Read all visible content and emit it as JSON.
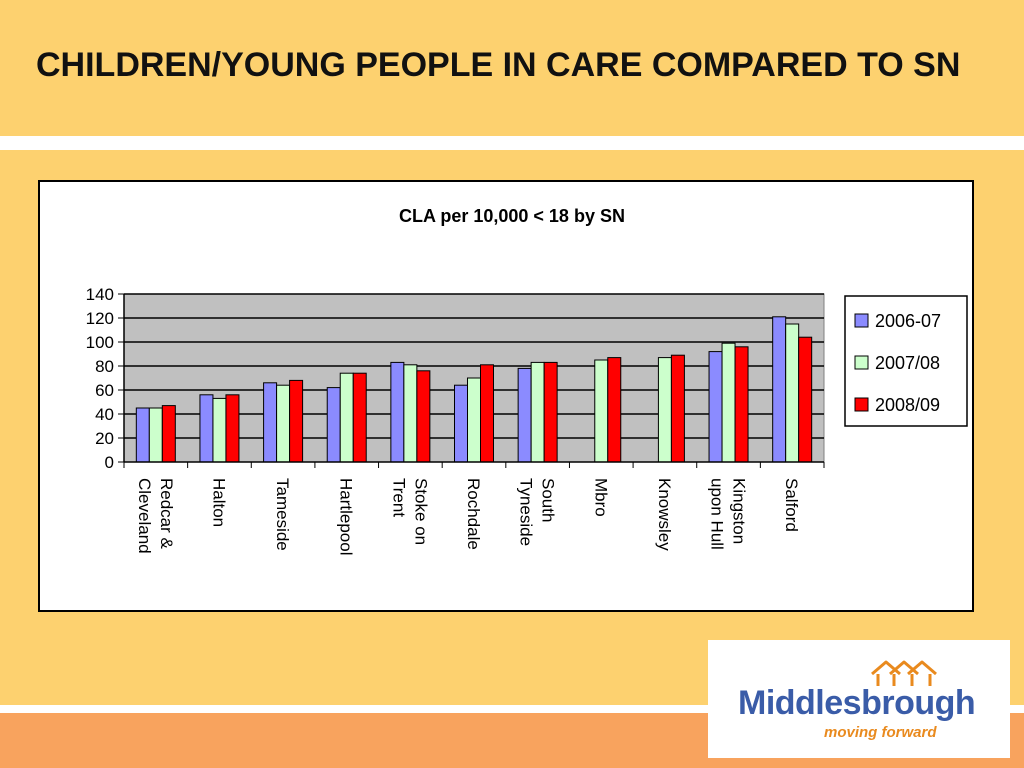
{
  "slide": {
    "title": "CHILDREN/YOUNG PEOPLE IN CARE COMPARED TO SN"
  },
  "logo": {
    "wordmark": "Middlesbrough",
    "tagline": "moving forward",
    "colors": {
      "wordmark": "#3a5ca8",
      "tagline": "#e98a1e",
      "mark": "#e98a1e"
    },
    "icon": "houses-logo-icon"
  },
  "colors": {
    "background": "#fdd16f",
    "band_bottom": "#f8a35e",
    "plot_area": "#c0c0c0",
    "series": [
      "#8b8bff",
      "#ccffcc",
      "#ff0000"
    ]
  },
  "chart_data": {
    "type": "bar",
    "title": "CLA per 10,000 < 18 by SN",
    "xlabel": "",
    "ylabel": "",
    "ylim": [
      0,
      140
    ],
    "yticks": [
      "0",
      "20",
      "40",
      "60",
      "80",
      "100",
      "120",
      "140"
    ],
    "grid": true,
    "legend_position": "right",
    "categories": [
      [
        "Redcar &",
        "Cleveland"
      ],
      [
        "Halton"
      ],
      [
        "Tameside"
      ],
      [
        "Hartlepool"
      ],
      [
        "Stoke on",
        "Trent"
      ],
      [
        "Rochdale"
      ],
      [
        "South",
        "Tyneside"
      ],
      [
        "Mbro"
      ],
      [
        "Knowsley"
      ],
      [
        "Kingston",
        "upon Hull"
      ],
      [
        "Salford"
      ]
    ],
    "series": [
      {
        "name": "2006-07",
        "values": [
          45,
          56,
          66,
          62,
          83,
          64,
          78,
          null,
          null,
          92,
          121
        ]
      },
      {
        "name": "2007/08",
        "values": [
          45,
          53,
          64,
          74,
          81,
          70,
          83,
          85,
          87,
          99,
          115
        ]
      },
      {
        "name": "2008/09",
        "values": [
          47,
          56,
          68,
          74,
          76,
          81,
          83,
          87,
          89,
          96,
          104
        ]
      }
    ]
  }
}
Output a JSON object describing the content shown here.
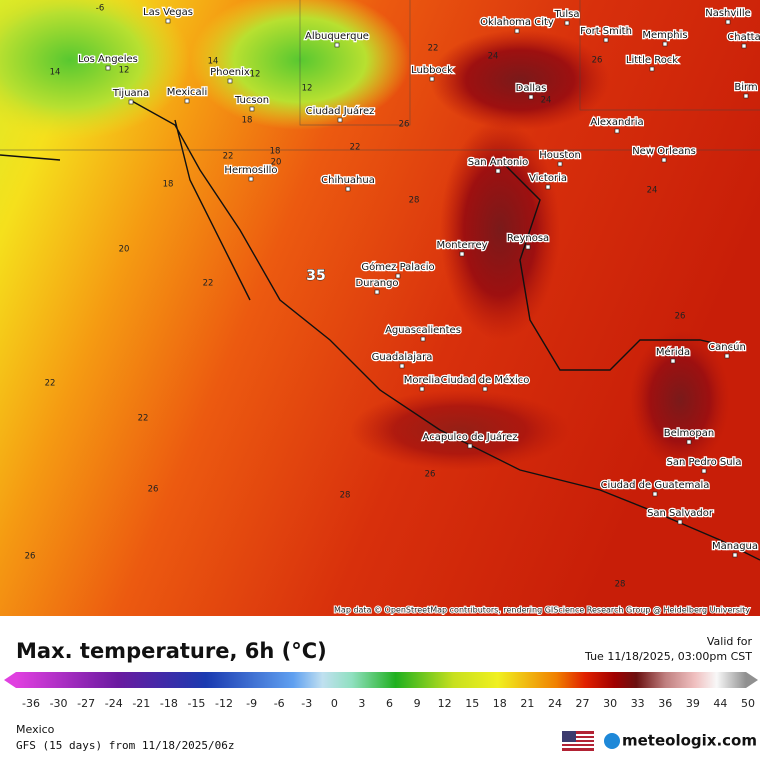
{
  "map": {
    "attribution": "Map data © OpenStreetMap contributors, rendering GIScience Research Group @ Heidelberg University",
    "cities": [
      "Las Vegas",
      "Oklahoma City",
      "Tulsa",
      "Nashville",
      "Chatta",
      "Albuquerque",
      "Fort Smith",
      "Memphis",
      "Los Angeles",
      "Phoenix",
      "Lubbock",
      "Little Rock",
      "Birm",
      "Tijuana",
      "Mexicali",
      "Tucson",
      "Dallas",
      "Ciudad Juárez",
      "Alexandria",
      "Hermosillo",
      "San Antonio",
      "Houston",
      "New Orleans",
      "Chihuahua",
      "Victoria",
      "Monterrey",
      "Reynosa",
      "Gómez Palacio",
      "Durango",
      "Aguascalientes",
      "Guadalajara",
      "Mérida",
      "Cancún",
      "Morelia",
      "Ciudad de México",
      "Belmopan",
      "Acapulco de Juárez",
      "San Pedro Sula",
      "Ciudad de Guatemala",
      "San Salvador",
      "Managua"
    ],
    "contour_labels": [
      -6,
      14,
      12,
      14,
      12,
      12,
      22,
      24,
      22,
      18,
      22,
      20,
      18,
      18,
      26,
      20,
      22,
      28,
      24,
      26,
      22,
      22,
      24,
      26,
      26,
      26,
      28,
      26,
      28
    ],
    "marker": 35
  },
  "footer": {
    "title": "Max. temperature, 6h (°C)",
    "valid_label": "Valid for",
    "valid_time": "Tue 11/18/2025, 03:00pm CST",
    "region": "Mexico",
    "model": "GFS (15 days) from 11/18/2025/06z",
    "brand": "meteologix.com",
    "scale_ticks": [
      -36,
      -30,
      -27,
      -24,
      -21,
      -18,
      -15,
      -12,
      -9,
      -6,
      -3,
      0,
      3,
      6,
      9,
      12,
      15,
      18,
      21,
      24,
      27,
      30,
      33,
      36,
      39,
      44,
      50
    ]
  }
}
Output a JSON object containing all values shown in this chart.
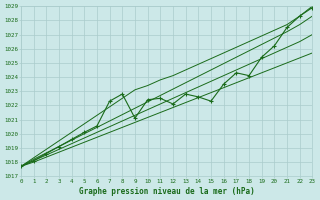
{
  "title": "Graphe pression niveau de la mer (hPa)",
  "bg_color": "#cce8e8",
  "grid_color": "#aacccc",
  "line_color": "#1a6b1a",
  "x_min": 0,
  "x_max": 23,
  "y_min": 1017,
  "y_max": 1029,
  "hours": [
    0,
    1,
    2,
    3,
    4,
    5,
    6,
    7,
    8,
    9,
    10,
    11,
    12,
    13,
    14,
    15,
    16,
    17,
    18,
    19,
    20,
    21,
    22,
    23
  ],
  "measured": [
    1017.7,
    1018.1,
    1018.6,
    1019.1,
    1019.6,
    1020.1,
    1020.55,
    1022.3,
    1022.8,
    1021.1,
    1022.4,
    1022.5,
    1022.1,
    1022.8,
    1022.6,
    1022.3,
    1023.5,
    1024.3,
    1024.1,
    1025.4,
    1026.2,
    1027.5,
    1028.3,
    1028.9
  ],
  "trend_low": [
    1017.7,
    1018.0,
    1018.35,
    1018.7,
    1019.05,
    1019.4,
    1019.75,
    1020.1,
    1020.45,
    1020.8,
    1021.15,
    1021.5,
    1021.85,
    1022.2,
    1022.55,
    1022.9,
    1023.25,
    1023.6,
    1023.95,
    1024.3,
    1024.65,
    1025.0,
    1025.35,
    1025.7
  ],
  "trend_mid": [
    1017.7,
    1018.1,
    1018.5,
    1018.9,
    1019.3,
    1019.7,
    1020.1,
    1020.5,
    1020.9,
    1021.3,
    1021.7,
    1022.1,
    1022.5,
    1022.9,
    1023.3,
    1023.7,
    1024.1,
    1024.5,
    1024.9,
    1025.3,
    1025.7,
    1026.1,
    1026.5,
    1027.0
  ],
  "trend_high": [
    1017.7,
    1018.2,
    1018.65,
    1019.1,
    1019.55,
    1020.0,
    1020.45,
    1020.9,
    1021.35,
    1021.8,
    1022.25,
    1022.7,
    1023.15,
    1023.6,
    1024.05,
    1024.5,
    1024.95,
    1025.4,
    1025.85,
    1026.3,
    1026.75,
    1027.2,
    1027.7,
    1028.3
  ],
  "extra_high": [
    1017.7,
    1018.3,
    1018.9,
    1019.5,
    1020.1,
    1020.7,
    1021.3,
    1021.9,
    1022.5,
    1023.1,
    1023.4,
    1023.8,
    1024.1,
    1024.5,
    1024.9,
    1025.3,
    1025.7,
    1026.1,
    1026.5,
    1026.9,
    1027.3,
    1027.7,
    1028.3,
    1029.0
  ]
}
○ ○ ○ ○
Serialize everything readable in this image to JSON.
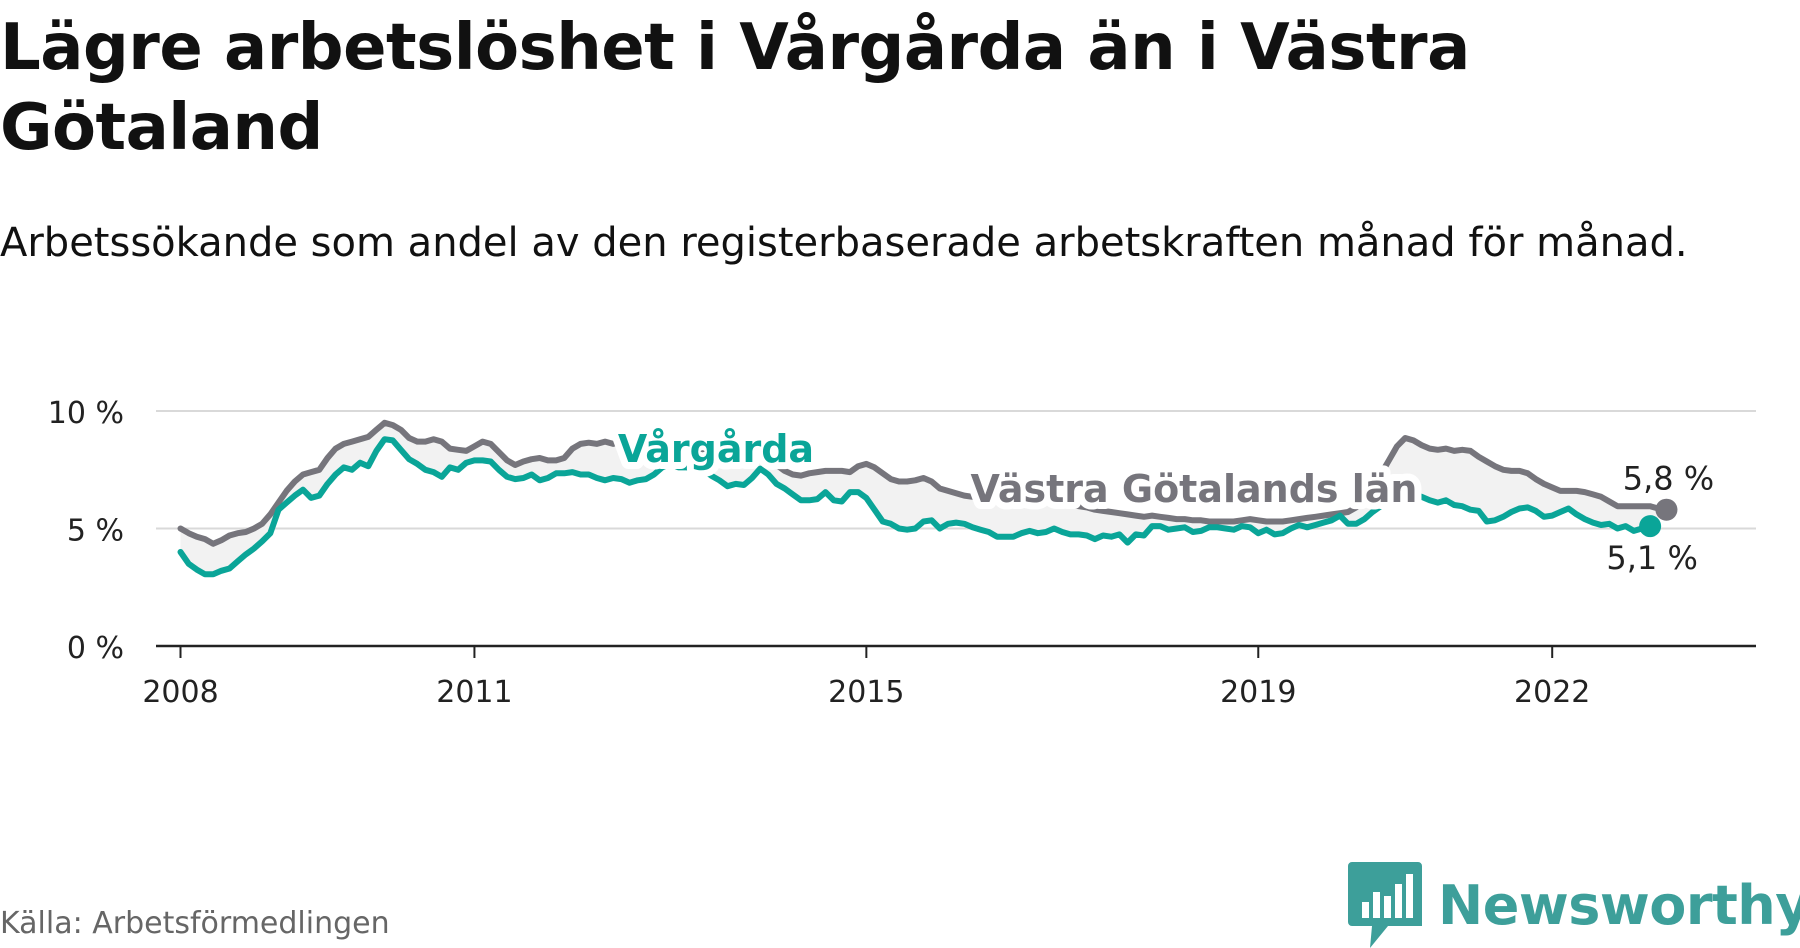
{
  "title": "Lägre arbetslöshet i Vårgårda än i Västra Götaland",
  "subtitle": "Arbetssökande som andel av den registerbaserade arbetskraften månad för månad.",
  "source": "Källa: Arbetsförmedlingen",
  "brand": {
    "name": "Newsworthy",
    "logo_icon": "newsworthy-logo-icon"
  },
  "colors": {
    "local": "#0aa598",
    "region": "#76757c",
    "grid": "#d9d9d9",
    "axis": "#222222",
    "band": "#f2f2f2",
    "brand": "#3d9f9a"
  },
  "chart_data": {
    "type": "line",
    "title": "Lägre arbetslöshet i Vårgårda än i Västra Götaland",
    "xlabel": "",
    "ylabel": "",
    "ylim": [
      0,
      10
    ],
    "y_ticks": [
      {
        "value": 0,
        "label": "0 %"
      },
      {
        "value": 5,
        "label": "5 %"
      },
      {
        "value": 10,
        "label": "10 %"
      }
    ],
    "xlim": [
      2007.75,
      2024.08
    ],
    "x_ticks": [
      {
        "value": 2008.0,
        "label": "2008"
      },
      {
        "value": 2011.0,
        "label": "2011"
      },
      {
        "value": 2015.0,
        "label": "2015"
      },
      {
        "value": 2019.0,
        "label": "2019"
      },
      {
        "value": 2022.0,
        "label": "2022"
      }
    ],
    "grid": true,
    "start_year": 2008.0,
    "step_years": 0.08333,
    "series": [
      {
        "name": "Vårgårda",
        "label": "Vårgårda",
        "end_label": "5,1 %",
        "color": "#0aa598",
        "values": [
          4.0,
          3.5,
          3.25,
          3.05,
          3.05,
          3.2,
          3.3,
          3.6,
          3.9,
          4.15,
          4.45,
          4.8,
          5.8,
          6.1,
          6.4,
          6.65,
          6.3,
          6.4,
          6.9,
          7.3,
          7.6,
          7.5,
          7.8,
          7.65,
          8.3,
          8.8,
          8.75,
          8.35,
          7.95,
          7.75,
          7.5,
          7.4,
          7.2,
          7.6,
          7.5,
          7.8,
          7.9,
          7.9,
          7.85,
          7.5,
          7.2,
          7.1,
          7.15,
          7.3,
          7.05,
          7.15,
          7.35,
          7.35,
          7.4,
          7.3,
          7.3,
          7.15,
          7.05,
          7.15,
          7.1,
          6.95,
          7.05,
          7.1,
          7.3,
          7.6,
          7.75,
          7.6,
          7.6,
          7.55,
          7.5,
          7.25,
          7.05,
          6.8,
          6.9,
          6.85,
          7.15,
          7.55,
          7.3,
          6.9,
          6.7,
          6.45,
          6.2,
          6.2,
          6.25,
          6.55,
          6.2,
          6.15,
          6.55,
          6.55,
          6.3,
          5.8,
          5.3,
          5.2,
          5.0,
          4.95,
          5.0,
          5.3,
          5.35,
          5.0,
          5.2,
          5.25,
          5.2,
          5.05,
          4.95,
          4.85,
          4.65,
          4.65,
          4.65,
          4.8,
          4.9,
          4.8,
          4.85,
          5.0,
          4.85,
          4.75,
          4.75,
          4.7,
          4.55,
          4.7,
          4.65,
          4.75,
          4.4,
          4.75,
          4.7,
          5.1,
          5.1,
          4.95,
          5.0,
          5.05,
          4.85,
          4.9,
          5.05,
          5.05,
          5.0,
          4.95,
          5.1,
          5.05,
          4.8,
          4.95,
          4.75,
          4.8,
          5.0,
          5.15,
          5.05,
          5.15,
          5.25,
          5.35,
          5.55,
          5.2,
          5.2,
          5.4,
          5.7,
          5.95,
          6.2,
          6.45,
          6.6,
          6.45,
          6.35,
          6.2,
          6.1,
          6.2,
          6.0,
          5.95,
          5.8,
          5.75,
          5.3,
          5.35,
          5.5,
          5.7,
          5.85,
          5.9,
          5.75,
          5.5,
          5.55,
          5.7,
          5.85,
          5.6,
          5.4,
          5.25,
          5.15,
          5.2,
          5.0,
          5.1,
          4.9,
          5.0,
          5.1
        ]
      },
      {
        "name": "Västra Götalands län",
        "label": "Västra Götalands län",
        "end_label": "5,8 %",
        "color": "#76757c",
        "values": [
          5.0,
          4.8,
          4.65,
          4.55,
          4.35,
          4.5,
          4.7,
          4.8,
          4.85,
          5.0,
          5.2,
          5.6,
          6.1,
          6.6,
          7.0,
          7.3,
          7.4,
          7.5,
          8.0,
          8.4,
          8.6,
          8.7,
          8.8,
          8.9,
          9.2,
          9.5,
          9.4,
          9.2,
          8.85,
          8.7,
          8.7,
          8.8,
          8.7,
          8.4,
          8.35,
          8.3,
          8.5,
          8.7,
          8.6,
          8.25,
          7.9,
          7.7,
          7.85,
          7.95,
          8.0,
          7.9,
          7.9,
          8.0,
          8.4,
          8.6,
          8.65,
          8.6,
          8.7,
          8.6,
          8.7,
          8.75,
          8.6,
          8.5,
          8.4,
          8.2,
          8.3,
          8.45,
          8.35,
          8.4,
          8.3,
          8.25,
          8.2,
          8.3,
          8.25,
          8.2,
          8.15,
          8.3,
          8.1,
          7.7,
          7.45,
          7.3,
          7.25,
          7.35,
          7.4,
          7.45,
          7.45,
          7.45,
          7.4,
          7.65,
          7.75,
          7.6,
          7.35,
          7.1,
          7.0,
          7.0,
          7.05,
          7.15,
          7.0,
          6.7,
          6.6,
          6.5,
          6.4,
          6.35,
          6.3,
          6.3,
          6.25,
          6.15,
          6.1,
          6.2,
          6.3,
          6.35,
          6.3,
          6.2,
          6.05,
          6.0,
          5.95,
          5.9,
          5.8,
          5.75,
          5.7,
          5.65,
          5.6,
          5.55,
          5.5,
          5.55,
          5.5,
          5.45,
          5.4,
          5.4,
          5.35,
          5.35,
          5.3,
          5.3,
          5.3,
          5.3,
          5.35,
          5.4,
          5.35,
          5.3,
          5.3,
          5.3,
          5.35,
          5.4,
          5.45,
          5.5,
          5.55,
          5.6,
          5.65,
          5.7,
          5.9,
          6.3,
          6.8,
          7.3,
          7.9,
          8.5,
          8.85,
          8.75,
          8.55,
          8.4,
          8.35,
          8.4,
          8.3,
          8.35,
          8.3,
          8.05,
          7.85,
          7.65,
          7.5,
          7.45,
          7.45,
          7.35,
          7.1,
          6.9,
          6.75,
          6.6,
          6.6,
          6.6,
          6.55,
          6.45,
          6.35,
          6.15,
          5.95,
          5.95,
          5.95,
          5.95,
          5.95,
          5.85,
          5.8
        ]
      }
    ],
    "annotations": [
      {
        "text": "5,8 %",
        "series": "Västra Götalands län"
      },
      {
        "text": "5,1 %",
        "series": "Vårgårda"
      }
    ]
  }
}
○ ○ ○ ○
- **To do**
From the entries, report each line that includes the word "JSON".

- **Result for this task**
Read all visible content and emit it as JSON.
Output a JSON object describing the content shown here.
Output a JSON object containing all values shown in this chart.
Serialize everything readable in this image to JSON.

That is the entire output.